• [Short problem] Each line that holds the word "pace" should be returned.

• [Exercise data]

┏━━

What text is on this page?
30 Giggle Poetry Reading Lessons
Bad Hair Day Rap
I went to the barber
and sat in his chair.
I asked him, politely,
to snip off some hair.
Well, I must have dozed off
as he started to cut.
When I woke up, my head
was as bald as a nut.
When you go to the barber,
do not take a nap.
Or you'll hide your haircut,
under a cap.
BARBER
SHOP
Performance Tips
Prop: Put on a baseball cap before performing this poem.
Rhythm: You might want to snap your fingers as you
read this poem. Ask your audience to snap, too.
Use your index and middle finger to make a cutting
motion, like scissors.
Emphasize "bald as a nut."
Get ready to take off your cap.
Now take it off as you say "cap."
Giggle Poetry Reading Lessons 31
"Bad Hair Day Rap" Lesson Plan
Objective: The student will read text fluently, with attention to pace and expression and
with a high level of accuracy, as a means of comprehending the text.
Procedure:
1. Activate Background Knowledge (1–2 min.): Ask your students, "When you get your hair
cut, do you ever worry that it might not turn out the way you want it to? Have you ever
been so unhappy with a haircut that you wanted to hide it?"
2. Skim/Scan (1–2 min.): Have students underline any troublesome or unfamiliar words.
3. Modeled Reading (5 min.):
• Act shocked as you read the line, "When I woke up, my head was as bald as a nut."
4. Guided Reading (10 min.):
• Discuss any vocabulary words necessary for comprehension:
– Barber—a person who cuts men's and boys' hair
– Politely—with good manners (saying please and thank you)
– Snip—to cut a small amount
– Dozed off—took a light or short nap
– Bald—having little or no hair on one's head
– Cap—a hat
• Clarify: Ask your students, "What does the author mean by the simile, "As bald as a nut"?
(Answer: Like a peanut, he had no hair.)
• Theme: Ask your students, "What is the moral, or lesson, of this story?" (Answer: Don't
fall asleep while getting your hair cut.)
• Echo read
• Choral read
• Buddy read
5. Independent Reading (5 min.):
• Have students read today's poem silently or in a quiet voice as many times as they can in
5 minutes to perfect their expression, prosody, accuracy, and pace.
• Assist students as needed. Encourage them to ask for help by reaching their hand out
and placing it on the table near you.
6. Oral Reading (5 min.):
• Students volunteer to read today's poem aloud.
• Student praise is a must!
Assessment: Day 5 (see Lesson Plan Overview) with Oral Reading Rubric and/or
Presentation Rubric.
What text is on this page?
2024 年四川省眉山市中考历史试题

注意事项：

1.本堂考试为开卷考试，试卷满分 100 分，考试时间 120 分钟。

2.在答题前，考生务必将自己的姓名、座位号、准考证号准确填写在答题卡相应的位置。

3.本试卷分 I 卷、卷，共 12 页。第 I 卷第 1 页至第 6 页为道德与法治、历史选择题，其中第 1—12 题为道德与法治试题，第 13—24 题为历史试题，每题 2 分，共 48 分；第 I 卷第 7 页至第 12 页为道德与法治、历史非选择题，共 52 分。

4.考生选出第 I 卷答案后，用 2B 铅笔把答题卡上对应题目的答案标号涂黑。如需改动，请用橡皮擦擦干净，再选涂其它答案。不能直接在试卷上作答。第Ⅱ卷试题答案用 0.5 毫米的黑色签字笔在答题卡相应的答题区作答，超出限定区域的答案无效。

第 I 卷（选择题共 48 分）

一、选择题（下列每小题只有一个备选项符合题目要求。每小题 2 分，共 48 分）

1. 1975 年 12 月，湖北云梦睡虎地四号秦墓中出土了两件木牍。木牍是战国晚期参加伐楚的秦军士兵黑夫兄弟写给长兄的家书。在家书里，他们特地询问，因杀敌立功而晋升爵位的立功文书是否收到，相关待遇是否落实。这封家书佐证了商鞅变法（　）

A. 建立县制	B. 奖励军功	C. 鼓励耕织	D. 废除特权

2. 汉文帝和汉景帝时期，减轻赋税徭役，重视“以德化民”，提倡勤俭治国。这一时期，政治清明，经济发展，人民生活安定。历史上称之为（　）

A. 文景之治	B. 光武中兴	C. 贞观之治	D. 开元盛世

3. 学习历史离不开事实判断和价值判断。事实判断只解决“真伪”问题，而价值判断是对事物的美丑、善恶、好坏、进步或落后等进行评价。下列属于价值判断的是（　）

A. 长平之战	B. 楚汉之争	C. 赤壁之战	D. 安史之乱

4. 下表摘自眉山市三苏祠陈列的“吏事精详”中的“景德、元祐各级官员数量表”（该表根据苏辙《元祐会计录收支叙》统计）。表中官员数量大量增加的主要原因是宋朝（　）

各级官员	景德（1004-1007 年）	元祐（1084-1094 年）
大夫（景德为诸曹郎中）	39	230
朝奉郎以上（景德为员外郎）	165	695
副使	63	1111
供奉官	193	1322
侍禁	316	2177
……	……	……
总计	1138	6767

┗━━

• [Finished exercise]
Objective: The student will read text fluently, with attention to pace and expression and
5 minutes to perfect their expression, prosody, accuracy, and pace.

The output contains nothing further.